* **Set task**: Give, as a bare number, the count of lines that contain the word "form".

** START OF Excerpted data **

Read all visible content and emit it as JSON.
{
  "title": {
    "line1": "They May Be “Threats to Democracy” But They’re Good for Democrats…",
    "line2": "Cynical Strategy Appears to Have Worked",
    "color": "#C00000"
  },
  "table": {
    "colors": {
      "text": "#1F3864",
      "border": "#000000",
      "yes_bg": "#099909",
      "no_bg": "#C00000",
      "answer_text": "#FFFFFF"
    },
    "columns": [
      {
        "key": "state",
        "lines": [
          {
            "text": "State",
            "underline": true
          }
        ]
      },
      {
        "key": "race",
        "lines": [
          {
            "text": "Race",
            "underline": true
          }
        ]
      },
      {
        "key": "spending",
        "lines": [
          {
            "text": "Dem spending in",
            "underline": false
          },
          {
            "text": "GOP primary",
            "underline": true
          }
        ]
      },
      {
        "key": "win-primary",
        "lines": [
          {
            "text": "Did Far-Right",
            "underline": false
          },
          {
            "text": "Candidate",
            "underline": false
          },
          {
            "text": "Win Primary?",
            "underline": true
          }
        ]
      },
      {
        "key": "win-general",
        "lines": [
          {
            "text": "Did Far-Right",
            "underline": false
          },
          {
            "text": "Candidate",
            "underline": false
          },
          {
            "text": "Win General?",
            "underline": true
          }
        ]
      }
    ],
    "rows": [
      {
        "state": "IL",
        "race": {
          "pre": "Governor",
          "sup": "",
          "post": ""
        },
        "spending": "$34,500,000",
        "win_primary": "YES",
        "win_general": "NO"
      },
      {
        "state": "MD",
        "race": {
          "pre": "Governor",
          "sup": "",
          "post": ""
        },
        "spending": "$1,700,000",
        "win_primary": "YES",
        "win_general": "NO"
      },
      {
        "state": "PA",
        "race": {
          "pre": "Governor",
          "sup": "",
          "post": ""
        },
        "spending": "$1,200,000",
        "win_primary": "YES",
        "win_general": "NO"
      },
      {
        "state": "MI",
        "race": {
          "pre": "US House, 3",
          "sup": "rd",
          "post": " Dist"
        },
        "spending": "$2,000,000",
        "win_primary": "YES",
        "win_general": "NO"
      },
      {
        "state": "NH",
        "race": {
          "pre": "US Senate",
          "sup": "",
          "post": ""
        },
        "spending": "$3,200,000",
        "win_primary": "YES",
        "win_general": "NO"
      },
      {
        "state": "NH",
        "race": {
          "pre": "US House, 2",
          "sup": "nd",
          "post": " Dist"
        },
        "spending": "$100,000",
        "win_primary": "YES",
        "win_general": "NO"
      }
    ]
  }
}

** END OF Excerpted data **
** START OF Excerpted data **

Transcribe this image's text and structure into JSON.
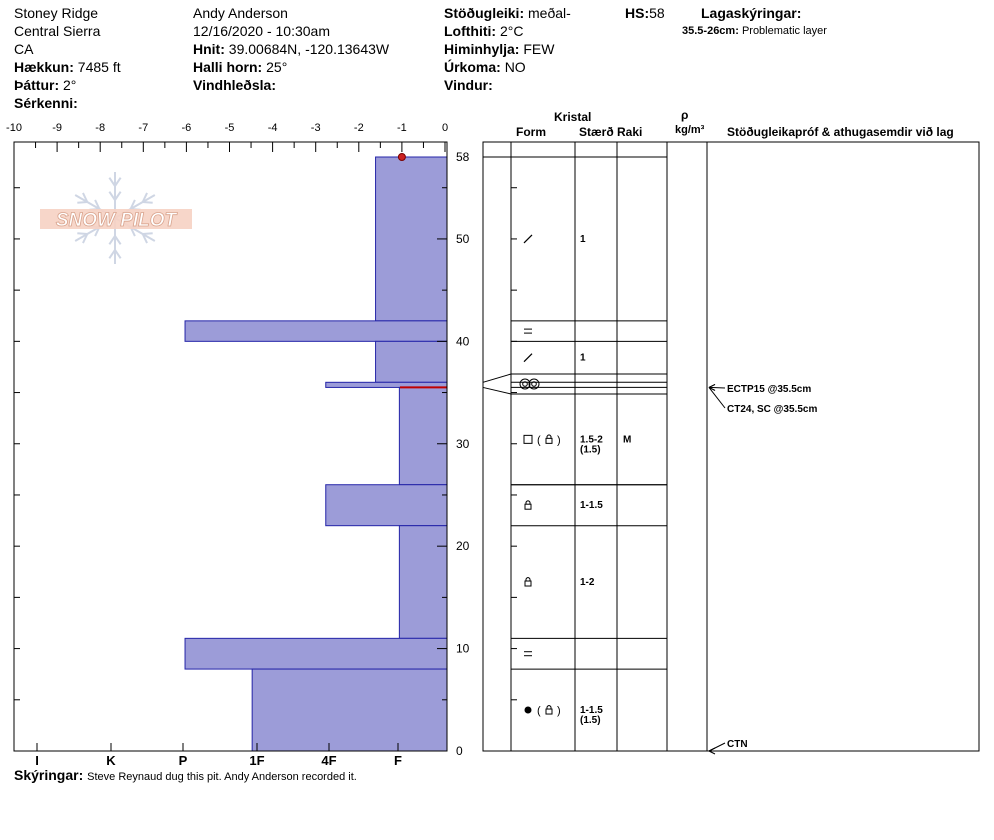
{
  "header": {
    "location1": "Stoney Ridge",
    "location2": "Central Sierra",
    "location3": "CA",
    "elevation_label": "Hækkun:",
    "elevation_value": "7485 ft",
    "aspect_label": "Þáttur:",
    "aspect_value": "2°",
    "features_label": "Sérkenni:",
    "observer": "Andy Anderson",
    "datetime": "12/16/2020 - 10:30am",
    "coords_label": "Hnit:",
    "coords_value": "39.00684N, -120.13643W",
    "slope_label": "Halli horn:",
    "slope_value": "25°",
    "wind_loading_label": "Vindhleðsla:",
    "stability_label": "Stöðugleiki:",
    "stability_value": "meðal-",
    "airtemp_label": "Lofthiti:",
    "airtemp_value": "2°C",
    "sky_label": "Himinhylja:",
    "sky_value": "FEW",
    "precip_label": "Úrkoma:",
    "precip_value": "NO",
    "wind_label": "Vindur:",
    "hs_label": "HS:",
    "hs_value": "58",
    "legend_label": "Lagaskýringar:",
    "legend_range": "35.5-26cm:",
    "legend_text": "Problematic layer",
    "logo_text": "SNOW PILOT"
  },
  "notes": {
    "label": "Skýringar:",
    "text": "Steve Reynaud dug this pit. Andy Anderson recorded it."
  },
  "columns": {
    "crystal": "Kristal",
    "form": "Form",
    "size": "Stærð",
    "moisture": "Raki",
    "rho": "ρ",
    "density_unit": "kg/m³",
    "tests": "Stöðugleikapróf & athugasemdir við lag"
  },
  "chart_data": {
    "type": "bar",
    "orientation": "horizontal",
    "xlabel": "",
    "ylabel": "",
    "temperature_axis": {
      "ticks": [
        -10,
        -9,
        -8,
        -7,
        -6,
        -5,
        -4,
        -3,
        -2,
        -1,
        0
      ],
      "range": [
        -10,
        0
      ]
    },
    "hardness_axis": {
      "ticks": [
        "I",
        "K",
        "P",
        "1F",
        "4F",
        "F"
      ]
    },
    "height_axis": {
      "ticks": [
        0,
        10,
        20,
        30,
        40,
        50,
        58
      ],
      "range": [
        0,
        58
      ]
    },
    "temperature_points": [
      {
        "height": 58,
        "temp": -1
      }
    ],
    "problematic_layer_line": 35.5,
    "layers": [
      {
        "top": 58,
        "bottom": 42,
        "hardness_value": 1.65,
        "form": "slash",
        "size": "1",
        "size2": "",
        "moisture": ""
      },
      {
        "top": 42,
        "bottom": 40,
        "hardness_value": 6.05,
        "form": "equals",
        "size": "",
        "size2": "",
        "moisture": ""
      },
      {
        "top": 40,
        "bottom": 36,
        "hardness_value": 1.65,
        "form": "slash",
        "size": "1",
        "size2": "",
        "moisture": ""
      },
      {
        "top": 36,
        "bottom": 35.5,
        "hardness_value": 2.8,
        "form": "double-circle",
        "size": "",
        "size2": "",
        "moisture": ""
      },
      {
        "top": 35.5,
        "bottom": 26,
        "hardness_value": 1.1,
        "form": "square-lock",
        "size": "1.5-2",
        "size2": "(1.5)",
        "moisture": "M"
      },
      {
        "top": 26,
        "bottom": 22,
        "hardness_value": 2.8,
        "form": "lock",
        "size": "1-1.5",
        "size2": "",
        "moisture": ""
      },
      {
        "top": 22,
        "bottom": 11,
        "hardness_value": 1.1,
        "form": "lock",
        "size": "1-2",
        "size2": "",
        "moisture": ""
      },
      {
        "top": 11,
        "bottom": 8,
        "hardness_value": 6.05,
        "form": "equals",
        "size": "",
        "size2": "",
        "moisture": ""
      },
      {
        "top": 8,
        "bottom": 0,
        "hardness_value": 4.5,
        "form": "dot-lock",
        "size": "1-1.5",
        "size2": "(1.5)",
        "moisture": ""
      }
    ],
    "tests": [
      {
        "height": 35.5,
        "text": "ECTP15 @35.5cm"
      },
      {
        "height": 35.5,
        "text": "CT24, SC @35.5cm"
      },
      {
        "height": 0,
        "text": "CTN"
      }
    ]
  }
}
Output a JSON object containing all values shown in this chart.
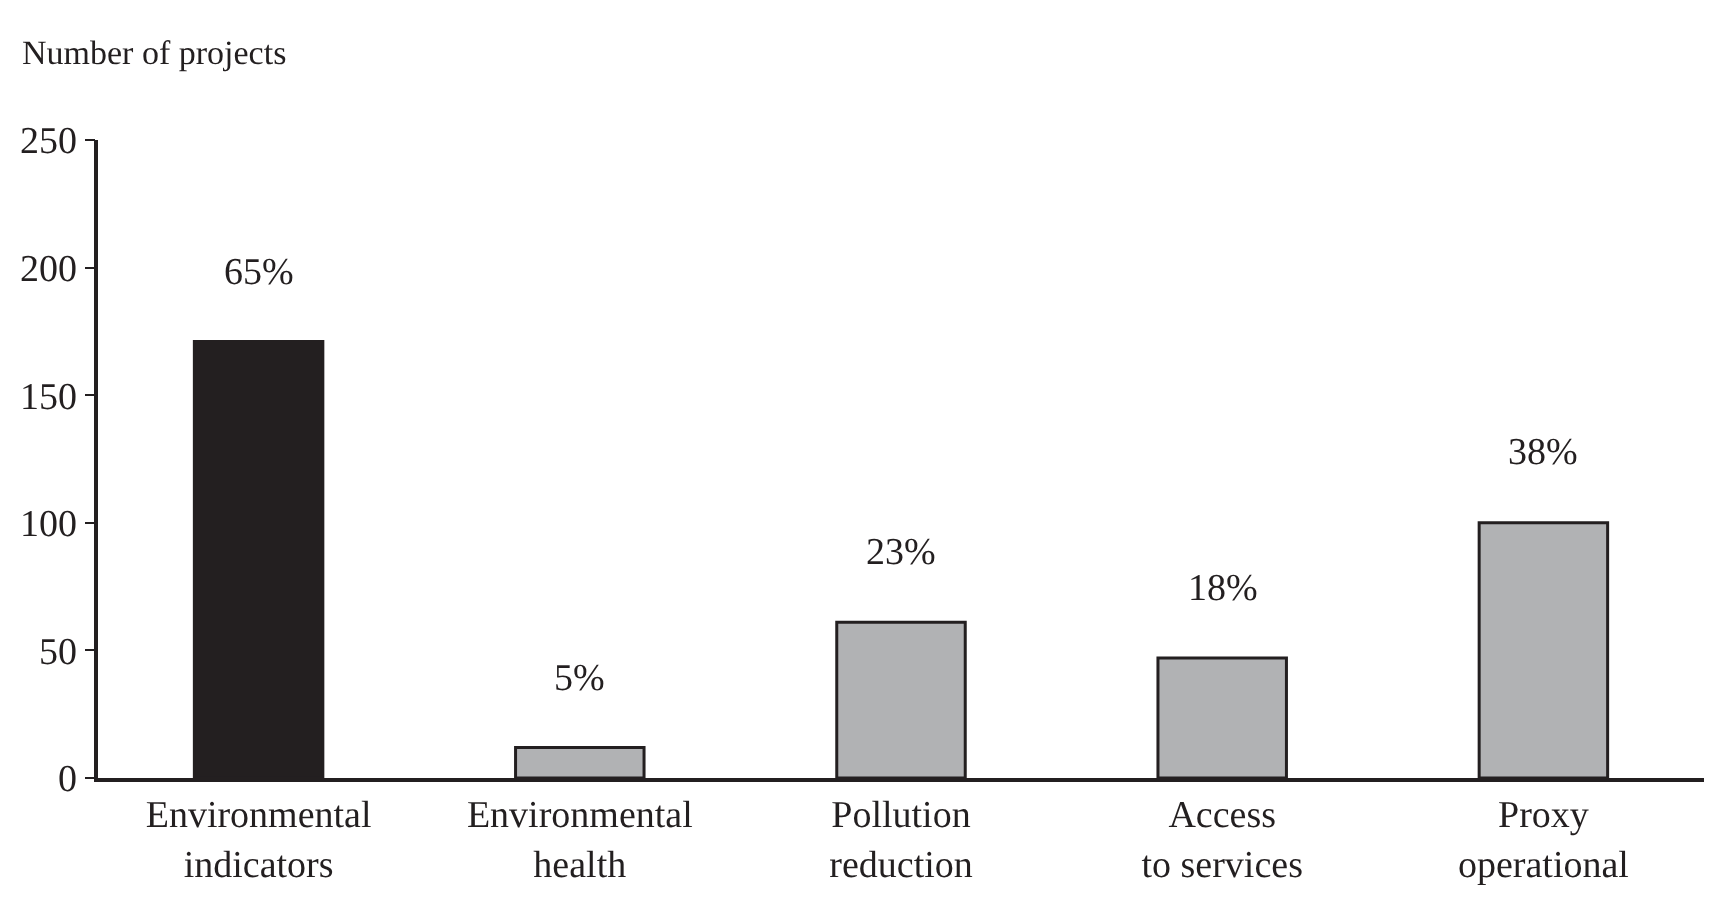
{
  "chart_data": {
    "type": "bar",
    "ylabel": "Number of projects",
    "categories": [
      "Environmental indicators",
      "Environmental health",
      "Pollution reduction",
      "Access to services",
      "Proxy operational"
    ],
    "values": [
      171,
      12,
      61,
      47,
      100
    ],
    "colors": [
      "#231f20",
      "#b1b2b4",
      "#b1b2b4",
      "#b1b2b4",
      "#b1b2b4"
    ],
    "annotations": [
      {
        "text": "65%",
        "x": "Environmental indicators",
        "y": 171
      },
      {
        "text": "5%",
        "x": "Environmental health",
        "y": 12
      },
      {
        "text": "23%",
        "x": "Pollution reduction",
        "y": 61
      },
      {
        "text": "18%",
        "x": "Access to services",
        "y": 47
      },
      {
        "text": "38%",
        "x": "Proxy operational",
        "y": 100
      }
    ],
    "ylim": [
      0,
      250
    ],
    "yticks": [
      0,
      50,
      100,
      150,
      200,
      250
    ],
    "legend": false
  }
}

** END OF Excerpted data **

* **Exercise response**: 10